TASK DETAILS: All of the material below is to be retyped exactly.

Dataset excerpt
________________________
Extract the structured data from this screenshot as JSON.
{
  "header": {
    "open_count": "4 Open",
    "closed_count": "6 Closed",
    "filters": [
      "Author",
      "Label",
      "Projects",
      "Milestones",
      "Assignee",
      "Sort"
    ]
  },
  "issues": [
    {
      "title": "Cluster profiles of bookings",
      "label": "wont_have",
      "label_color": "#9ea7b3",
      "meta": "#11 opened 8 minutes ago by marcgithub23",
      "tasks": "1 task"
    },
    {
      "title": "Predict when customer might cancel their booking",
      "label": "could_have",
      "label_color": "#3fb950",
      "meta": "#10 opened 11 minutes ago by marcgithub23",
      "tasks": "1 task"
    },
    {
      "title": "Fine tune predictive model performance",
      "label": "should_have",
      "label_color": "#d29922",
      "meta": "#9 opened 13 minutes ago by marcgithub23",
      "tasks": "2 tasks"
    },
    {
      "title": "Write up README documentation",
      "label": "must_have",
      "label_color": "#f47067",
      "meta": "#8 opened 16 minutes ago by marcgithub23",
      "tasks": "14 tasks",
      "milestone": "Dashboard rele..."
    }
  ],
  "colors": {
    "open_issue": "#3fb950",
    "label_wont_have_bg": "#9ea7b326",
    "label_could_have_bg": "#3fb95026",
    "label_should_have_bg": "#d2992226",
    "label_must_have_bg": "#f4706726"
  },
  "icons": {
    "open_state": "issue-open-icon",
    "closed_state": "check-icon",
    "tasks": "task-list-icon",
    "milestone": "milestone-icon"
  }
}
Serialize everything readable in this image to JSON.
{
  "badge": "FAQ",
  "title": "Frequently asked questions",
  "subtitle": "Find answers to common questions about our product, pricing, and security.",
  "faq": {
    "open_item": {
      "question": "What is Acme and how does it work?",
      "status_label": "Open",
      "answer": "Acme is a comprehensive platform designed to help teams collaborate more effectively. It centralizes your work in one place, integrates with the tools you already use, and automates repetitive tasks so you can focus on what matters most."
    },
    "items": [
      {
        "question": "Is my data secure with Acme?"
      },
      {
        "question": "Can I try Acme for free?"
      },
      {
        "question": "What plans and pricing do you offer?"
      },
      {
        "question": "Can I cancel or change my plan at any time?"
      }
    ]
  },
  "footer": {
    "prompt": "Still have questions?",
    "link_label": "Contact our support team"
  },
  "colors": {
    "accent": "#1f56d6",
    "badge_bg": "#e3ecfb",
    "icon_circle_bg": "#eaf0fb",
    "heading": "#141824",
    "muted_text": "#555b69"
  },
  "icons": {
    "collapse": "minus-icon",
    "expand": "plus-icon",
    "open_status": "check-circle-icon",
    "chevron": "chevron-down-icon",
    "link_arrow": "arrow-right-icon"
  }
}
________________________
TASK RESULT:
Extract the structured data from this screenshot as JSON.
{
  "header": {
    "open_count": "4 Open",
    "closed_count": "6 Closed",
    "filters": [
      "Author",
      "Label",
      "Projects",
      "Milestones",
      "Assignee",
      "Sort"
    ]
  },
  "issues": [
    {
      "title": "Cluster profiles of bookings",
      "label": "wont_have",
      "label_color": "#9ea7b3",
      "meta": "#11 opened 8 minutes ago by marcgithub23",
      "tasks": "1 task"
    },
    {
      "title": "Predict when customer might cancel their booking",
      "label": "could_have",
      "label_color": "#3fb950",
      "meta": "#10 opened 11 minutes ago by marcgithub23",
      "tasks": "1 task"
    },
    {
      "title": "Fine tune predictive model performance",
      "label": "should_have",
      "label_color": "#d29922",
      "meta": "#9 opened 13 minutes ago by marcgithub23",
      "tasks": "2 tasks"
    },
    {
      "title": "Write up README documentation",
      "label": "must_have",
      "label_color": "#f47067",
      "meta": "#8 opened 16 minutes ago by marcgithub23",
      "tasks": "14 tasks",
      "milestone": "Dashboard rele..."
    }
  ],
  "colors": {
    "open_issue": "#3fb950",
    "label_wont_have_bg": "#9ea7b326",
    "label_could_have_bg": "#3fb95026",
    "label_should_have_bg": "#d2992226",
    "label_must_have_bg": "#f4706726"
  },
  "icons": {
    "open_state": "issue-open-icon",
    "closed_state": "check-icon",
    "tasks": "task-list-icon",
    "milestone": "milestone-icon"
  }
}
Serialize everything readable in this image to JSON.
{
  "badge": "FAQ",
  "title": "Frequently asked questions",
  "subtitle": "Find answers to common questions about our product, pricing, and security.",
  "faq": {
    "open_item": {
      "question": "What is Acme and how does it work?",
      "status_label": "Open",
      "answer": "Acme is a comprehensive platform designed to help teams collaborate more effectively. It centralizes your work in one place, integrates with the tools you already use, and automates repetitive tasks so you can focus on what matters most."
    },
    "items": [
      {
        "question": "Is my data secure with Acme?"
      },
      {
        "question": "Can I try Acme for free?"
      },
      {
        "question": "What plans and pricing do you offer?"
      },
      {
        "question": "Can I cancel or change my plan at any time?"
      }
    ]
  },
  "footer": {
    "prompt": "Still have questions?",
    "link_label": "Contact our support team"
  },
  "colors": {
    "accent": "#1f56d6",
    "badge_bg": "#e3ecfb",
    "icon_circle_bg": "#eaf0fb",
    "heading": "#141824",
    "muted_text": "#555b69"
  },
  "icons": {
    "collapse": "minus-icon",
    "expand": "plus-icon",
    "open_status": "check-circle-icon",
    "chevron": "chevron-down-icon",
    "link_arrow": "arrow-right-icon"
  }
}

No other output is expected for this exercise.